Set problem
Make an exact copy of the records, dropping all pictures.

Recorded information

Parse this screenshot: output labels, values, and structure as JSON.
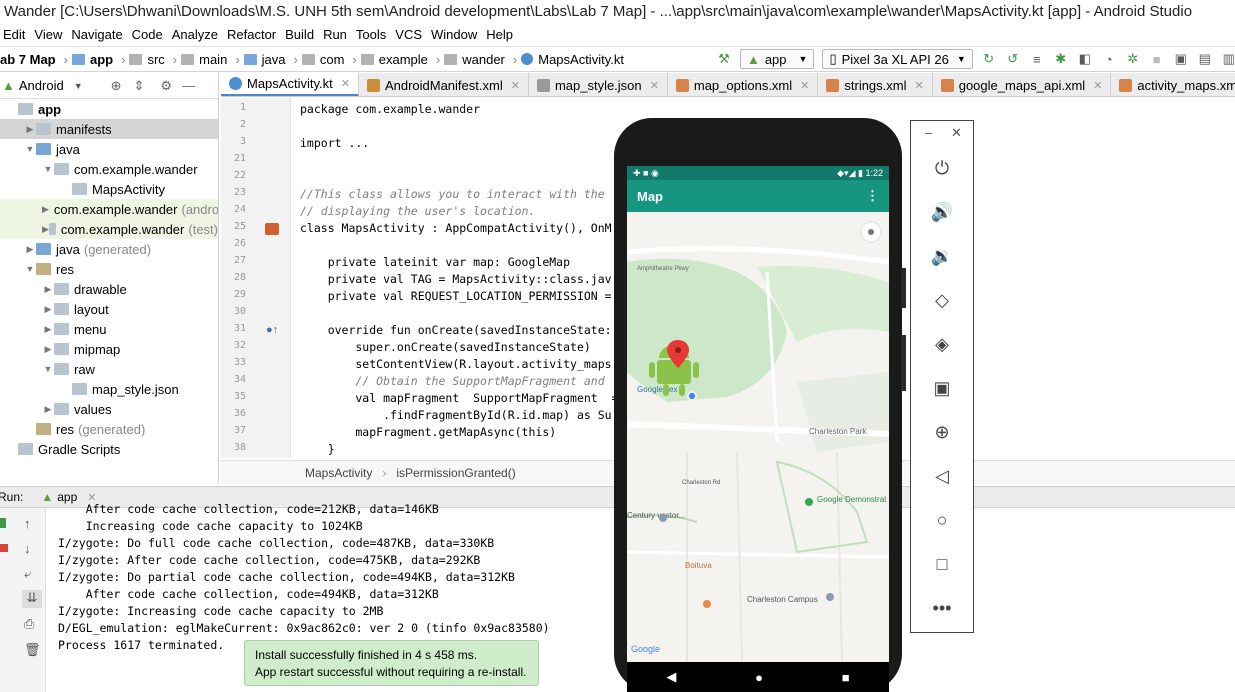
{
  "title": "Wander [C:\\Users\\Dhwani\\Downloads\\M.S. UNH 5th sem\\Android development\\Labs\\Lab 7 Map] - ...\\app\\src\\main\\java\\com\\example\\wander\\MapsActivity.kt [app] - Android Studio",
  "menu": [
    "Edit",
    "View",
    "Navigate",
    "Code",
    "Analyze",
    "Refactor",
    "Build",
    "Run",
    "Tools",
    "VCS",
    "Window",
    "Help"
  ],
  "breadcrumbs": [
    "ab 7 Map",
    "app",
    "src",
    "main",
    "java",
    "com",
    "example",
    "wander",
    "MapsActivity.kt"
  ],
  "run_config": "app",
  "device": "Pixel 3a XL API 26",
  "project": {
    "view_label": "Android",
    "tree": [
      {
        "label": "app",
        "indent": 0,
        "arrow": "",
        "bold": true
      },
      {
        "label": "manifests",
        "indent": 1,
        "arrow": "▶",
        "selected": true
      },
      {
        "label": "java",
        "indent": 1,
        "arrow": "▼"
      },
      {
        "label": "com.example.wander",
        "indent": 2,
        "arrow": "▼"
      },
      {
        "label": "MapsActivity",
        "indent": 3,
        "arrow": ""
      },
      {
        "label": "com.example.wander",
        "suffix": "(androi",
        "indent": 2,
        "arrow": "▶",
        "hl": true
      },
      {
        "label": "com.example.wander",
        "suffix": "(test)",
        "indent": 2,
        "arrow": "▶",
        "hl": true
      },
      {
        "label": "java",
        "suffix": "(generated)",
        "indent": 1,
        "arrow": "▶"
      },
      {
        "label": "res",
        "indent": 1,
        "arrow": "▼"
      },
      {
        "label": "drawable",
        "indent": 2,
        "arrow": "▶"
      },
      {
        "label": "layout",
        "indent": 2,
        "arrow": "▶"
      },
      {
        "label": "menu",
        "indent": 2,
        "arrow": "▶"
      },
      {
        "label": "mipmap",
        "indent": 2,
        "arrow": "▶"
      },
      {
        "label": "raw",
        "indent": 2,
        "arrow": "▼"
      },
      {
        "label": "map_style.json",
        "indent": 3,
        "arrow": ""
      },
      {
        "label": "values",
        "indent": 2,
        "arrow": "▶"
      },
      {
        "label": "res",
        "suffix": "(generated)",
        "indent": 1,
        "arrow": ""
      },
      {
        "label": "Gradle Scripts",
        "indent": 0,
        "arrow": ""
      }
    ]
  },
  "tabs": [
    "MapsActivity.kt",
    "AndroidManifest.xml",
    "map_style.json",
    "map_options.xml",
    "strings.xml",
    "google_maps_api.xml",
    "activity_maps.xml"
  ],
  "code": [
    {
      "n": "1",
      "t": "package com.example.wander"
    },
    {
      "n": "2",
      "t": ""
    },
    {
      "n": "3",
      "t": "import ..."
    },
    {
      "n": "21",
      "t": ""
    },
    {
      "n": "22",
      "t": ""
    },
    {
      "n": "23",
      "t": "//This class allows you to interact with the"
    },
    {
      "n": "24",
      "t": "// displaying the user's location."
    },
    {
      "n": "25",
      "t": "class MapsActivity : AppCompatActivity(), OnM"
    },
    {
      "n": "26",
      "t": ""
    },
    {
      "n": "27",
      "t": "    private lateinit var map: GoogleMap"
    },
    {
      "n": "28",
      "t": "    private val TAG = MapsActivity::class.jav"
    },
    {
      "n": "29",
      "t": "    private val REQUEST_LOCATION_PERMISSION ="
    },
    {
      "n": "30",
      "t": ""
    },
    {
      "n": "31",
      "t": "    override fun onCreate(savedInstanceState:"
    },
    {
      "n": "32",
      "t": "        super.onCreate(savedInstanceState)"
    },
    {
      "n": "33",
      "t": "        setContentView(R.layout.activity_maps"
    },
    {
      "n": "34",
      "t": "        // Obtain the SupportMapFragment and"
    },
    {
      "n": "35",
      "t": "        val mapFragment  SupportMapFragment  ="
    },
    {
      "n": "36",
      "t": "            .findFragmentById(R.id.map) as Su"
    },
    {
      "n": "37",
      "t": "        mapFragment.getMapAsync(this)"
    },
    {
      "n": "38",
      "t": "    }"
    }
  ],
  "editor_breadcrumb": [
    "MapsActivity",
    "isPermissionGranted()"
  ],
  "run": {
    "label": "Run:",
    "config": "app"
  },
  "console": [
    "    After code cache collection, code=212KB, data=146KB",
    "    Increasing code cache capacity to 1024KB",
    "I/zygote: Do full code cache collection, code=487KB, data=330KB",
    "I/zygote: After code cache collection, code=475KB, data=292KB",
    "I/zygote: Do partial code cache collection, code=494KB, data=312KB",
    "    After code cache collection, code=494KB, data=312KB",
    "I/zygote: Increasing code cache capacity to 2MB",
    "D/EGL_emulation: eglMakeCurrent: 0x9ac862c0: ver 2 0 (tinfo 0x9ac83580)",
    "Process 1617 terminated."
  ],
  "toast": {
    "line1": "Install successfully finished in 4 s 458 ms.",
    "line2": "App restart successful without requiring a re-install."
  },
  "phone": {
    "time": "1:22",
    "app_title": "Map",
    "map_labels": {
      "amphitheatre": "Amphitheatre Pkwy",
      "googleplex": "Googleplex",
      "charleston_park": "Charleston\nPark",
      "charleston_rd": "Charleston Rd",
      "century": "Century\nvestor...",
      "demo_garden": "Google Demonstrat\nGarden",
      "boituva": "Boituva",
      "campus": "Charleston Campus",
      "google": "Google"
    }
  },
  "emulator_panel": [
    "power-icon",
    "volume-up-icon",
    "volume-down-icon",
    "rotate-left-icon",
    "rotate-right-icon",
    "camera-icon",
    "zoom-icon",
    "back-icon",
    "home-icon",
    "overview-icon",
    "more-icon"
  ],
  "colors": {
    "accent": "#169580",
    "statusbar": "#127a6b",
    "tab_underline": "#4a88c7",
    "toast_bg": "#cfeccb"
  }
}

Response for this exercise
Parse this screenshot: output labels, values, and structure as JSON.
{
  "title": "Wander [C:\\Users\\Dhwani\\Downloads\\M.S. UNH 5th sem\\Android development\\Labs\\Lab 7 Map] - ...\\app\\src\\main\\java\\com\\example\\wander\\MapsActivity.kt [app] - Android Studio",
  "menu": [
    "Edit",
    "View",
    "Navigate",
    "Code",
    "Analyze",
    "Refactor",
    "Build",
    "Run",
    "Tools",
    "VCS",
    "Window",
    "Help"
  ],
  "breadcrumbs": [
    "ab 7 Map",
    "app",
    "src",
    "main",
    "java",
    "com",
    "example",
    "wander",
    "MapsActivity.kt"
  ],
  "run_config": "app",
  "device": "Pixel 3a XL API 26",
  "project": {
    "view_label": "Android",
    "tree": [
      {
        "label": "app",
        "indent": 0,
        "arrow": "",
        "bold": true
      },
      {
        "label": "manifests",
        "indent": 1,
        "arrow": "▶",
        "selected": true
      },
      {
        "label": "java",
        "indent": 1,
        "arrow": "▼"
      },
      {
        "label": "com.example.wander",
        "indent": 2,
        "arrow": "▼"
      },
      {
        "label": "MapsActivity",
        "indent": 3,
        "arrow": ""
      },
      {
        "label": "com.example.wander",
        "suffix": "(androi",
        "indent": 2,
        "arrow": "▶",
        "hl": true
      },
      {
        "label": "com.example.wander",
        "suffix": "(test)",
        "indent": 2,
        "arrow": "▶",
        "hl": true
      },
      {
        "label": "java",
        "suffix": "(generated)",
        "indent": 1,
        "arrow": "▶"
      },
      {
        "label": "res",
        "indent": 1,
        "arrow": "▼"
      },
      {
        "label": "drawable",
        "indent": 2,
        "arrow": "▶"
      },
      {
        "label": "layout",
        "indent": 2,
        "arrow": "▶"
      },
      {
        "label": "menu",
        "indent": 2,
        "arrow": "▶"
      },
      {
        "label": "mipmap",
        "indent": 2,
        "arrow": "▶"
      },
      {
        "label": "raw",
        "indent": 2,
        "arrow": "▼"
      },
      {
        "label": "map_style.json",
        "indent": 3,
        "arrow": ""
      },
      {
        "label": "values",
        "indent": 2,
        "arrow": "▶"
      },
      {
        "label": "res",
        "suffix": "(generated)",
        "indent": 1,
        "arrow": ""
      },
      {
        "label": "Gradle Scripts",
        "indent": 0,
        "arrow": ""
      }
    ]
  },
  "tabs": [
    "MapsActivity.kt",
    "AndroidManifest.xml",
    "map_style.json",
    "map_options.xml",
    "strings.xml",
    "google_maps_api.xml",
    "activity_maps.xml"
  ],
  "code": [
    {
      "n": "1",
      "t": "package com.example.wander"
    },
    {
      "n": "2",
      "t": ""
    },
    {
      "n": "3",
      "t": "import ..."
    },
    {
      "n": "21",
      "t": ""
    },
    {
      "n": "22",
      "t": ""
    },
    {
      "n": "23",
      "t": "//This class allows you to interact with the"
    },
    {
      "n": "24",
      "t": "// displaying the user's location."
    },
    {
      "n": "25",
      "t": "class MapsActivity : AppCompatActivity(), OnM"
    },
    {
      "n": "26",
      "t": ""
    },
    {
      "n": "27",
      "t": "    private lateinit var map: GoogleMap"
    },
    {
      "n": "28",
      "t": "    private val TAG = MapsActivity::class.jav"
    },
    {
      "n": "29",
      "t": "    private val REQUEST_LOCATION_PERMISSION ="
    },
    {
      "n": "30",
      "t": ""
    },
    {
      "n": "31",
      "t": "    override fun onCreate(savedInstanceState:"
    },
    {
      "n": "32",
      "t": "        super.onCreate(savedInstanceState)"
    },
    {
      "n": "33",
      "t": "        setContentView(R.layout.activity_maps"
    },
    {
      "n": "34",
      "t": "        // Obtain the SupportMapFragment and"
    },
    {
      "n": "35",
      "t": "        val mapFragment  SupportMapFragment  ="
    },
    {
      "n": "36",
      "t": "            .findFragmentById(R.id.map) as Su"
    },
    {
      "n": "37",
      "t": "        mapFragment.getMapAsync(this)"
    },
    {
      "n": "38",
      "t": "    }"
    }
  ],
  "editor_breadcrumb": [
    "MapsActivity",
    "isPermissionGranted()"
  ],
  "run": {
    "label": "Run:",
    "config": "app"
  },
  "console": [
    "    After code cache collection, code=212KB, data=146KB",
    "    Increasing code cache capacity to 1024KB",
    "I/zygote: Do full code cache collection, code=487KB, data=330KB",
    "I/zygote: After code cache collection, code=475KB, data=292KB",
    "I/zygote: Do partial code cache collection, code=494KB, data=312KB",
    "    After code cache collection, code=494KB, data=312KB",
    "I/zygote: Increasing code cache capacity to 2MB",
    "D/EGL_emulation: eglMakeCurrent: 0x9ac862c0: ver 2 0 (tinfo 0x9ac83580)",
    "Process 1617 terminated."
  ],
  "toast": {
    "line1": "Install successfully finished in 4 s 458 ms.",
    "line2": "App restart successful without requiring a re-install."
  },
  "phone": {
    "time": "1:22",
    "app_title": "Map",
    "map_labels": {
      "amphitheatre": "Amphitheatre Pkwy",
      "googleplex": "Googleplex",
      "charleston_park": "Charleston\nPark",
      "charleston_rd": "Charleston Rd",
      "century": "Century\nvestor...",
      "demo_garden": "Google Demonstrat\nGarden",
      "boituva": "Boituva",
      "campus": "Charleston Campus",
      "google": "Google"
    }
  },
  "emulator_panel": [
    "power-icon",
    "volume-up-icon",
    "volume-down-icon",
    "rotate-left-icon",
    "rotate-right-icon",
    "camera-icon",
    "zoom-icon",
    "back-icon",
    "home-icon",
    "overview-icon",
    "more-icon"
  ],
  "colors": {
    "accent": "#169580",
    "statusbar": "#127a6b",
    "tab_underline": "#4a88c7",
    "toast_bg": "#cfeccb"
  }
}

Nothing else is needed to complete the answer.